**Exercise task**
Collect each line of the records containing the string "document".

^^^^^^^^

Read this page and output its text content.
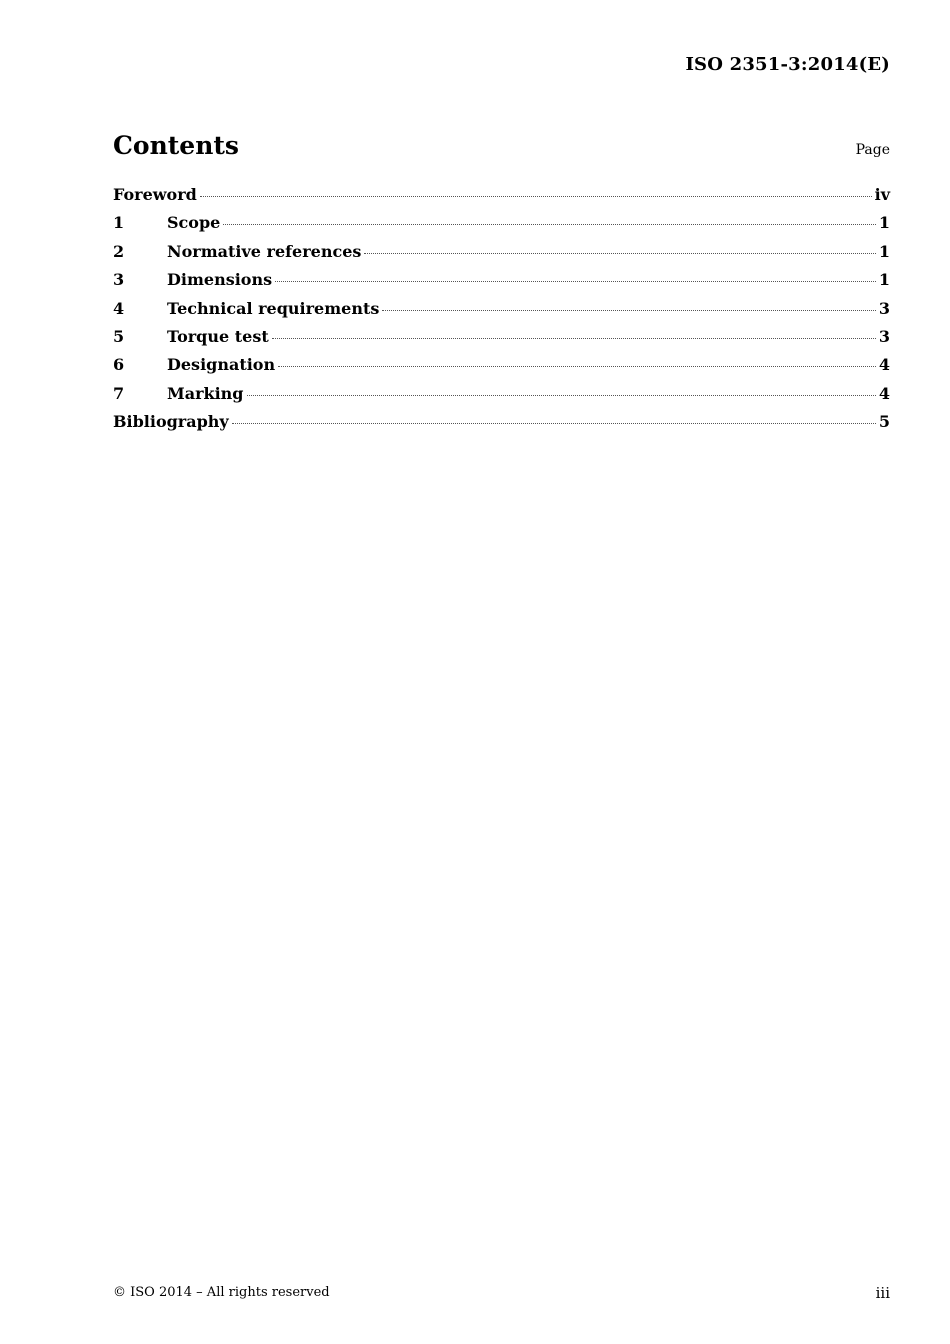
ISO 2351-3:2014(E)
Contents	Page
Foreword	iv
1	Scope	1
2	Normative references	1
3	Dimensions	1
4	Technical requirements	3
5	Torque test	3
6	Designation	4
7	Marking	4
Bibliography	5
© ISO 2014 – All rights reserved	iii
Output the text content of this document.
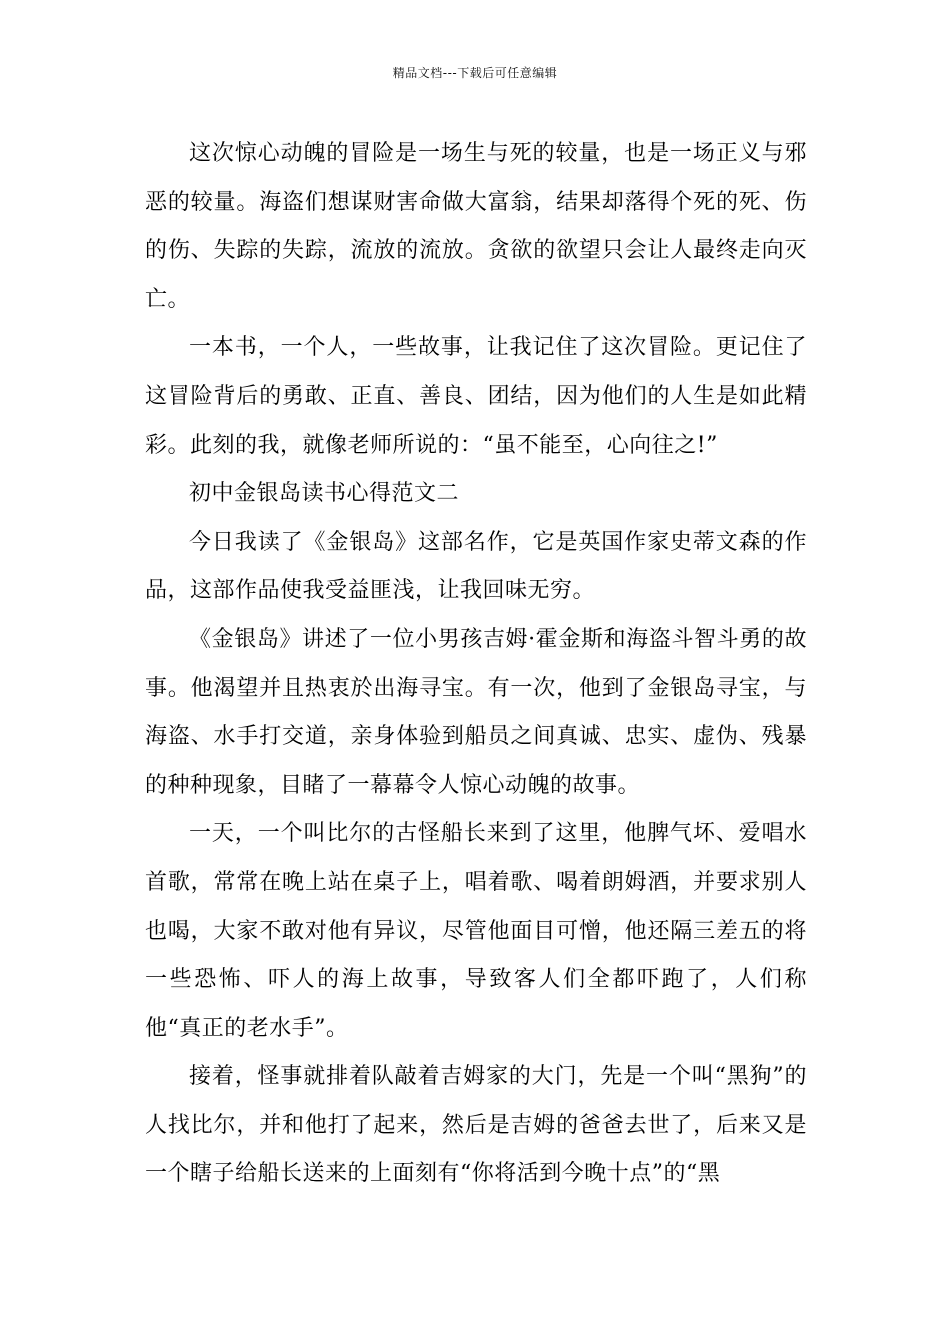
精品文档---下载后可任意编辑

这次惊心动魄的冒险是一场生与死的较量，也是一场正义与邪恶的较量。海盗们想谋财害命做大富翁，结果却落得个死的死、伤的伤、失踪的失踪，流放的流放。贪欲的欲望只会让人最终走向灭亡。

一本书，一个人，一些故事，让我记住了这次冒险。更记住了这冒险背后的勇敢、正直、善良、团结，因为他们的人生是如此精彩。此刻的我，就像老师所说的：“虽不能至，心向往之!”

初中金银岛读书心得范文二

今日我读了《金银岛》这部名作，它是英国作家史蒂文森的作品，这部作品使我受益匪浅，让我回味无穷。

《金银岛》讲述了一位小男孩吉姆·霍金斯和海盗斗智斗勇的故事。他渴望并且热衷於出海寻宝。有一次，他到了金银岛寻宝，与海盗、水手打交道，亲身体验到船员之间真诚、忠实、虚伪、残暴的种种现象，目睹了一幕幕令人惊心动魄的故事。

一天，一个叫比尔的古怪船长来到了这里，他脾气坏、爱唱水首歌，常常在晚上站在桌子上，唱着歌、喝着朗姆酒，并要求别人也喝，大家不敢对他有异议，尽管他面目可憎，他还隔三差五的将一些恐怖、吓人的海上故事，导致客人们全都吓跑了，人们称他“真正的老水手”。

接着，怪事就排着队敲着吉姆家的大门，先是一个叫“黑狗”的人找比尔，并和他打了起来，然后是吉姆的爸爸去世了，后来又是一个瞎子给船长送来的上面刻有“你将活到今晚十点”的“黑
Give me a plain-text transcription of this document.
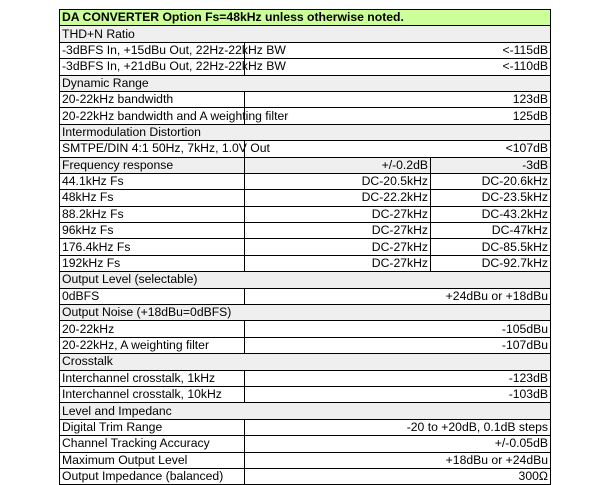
DA CONVERTER Option Fs=48kHz unless otherwise noted.		
THD+N Ratio		
-3dBFS In, +15dBu Out, 22Hz-22kHz BW	<-115dB	
-3dBFS In, +21dBu Out, 22Hz-22kHz BW	<-110dB	
Dynamic Range		
20-22kHz bandwidth	123dB	
20-22kHz bandwidth and A weighting filter	125dB	
Intermodulation Distortion		
SMTPE/DIN 4:1 50Hz, 7kHz, 1.0V Out	<107dB	
Frequency response	+/-0.2dB	-3dB
44.1kHz Fs	DC-20.5kHz	DC-20.6kHz
48kHz Fs	DC-22.2kHz	DC-23.5kHz
88.2kHz Fs	DC-27kHz	DC-43.2kHz
96kHz Fs	DC-27kHz	DC-47kHz
176.4kHz Fs	DC-27kHz	DC-85.5kHz
192kHz Fs	DC-27kHz	DC-92.7kHz
Output Level (selectable)		
0dBFS	+24dBu or +18dBu	
Output Noise (+18dBu=0dBFS)		
20-22kHz	-105dBu	
20-22kHz, A weighting filter	-107dBu	
Crosstalk		
Interchannel crosstalk, 1kHz	-123dB	
Interchannel crosstalk, 10kHz	-103dB	
Level and Impedanc		
Digital Trim Range	-20 to +20dB, 0.1dB steps	
Channel Tracking Accuracy	+/-0.05dB	
Maximum Output Level	+18dBu or +24dBu	
Output Impedance (balanced)	300Ω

^^^^^^^^

**Response to this exercise**
Output the text content of this document.
Give me a plain-text transcription of this document.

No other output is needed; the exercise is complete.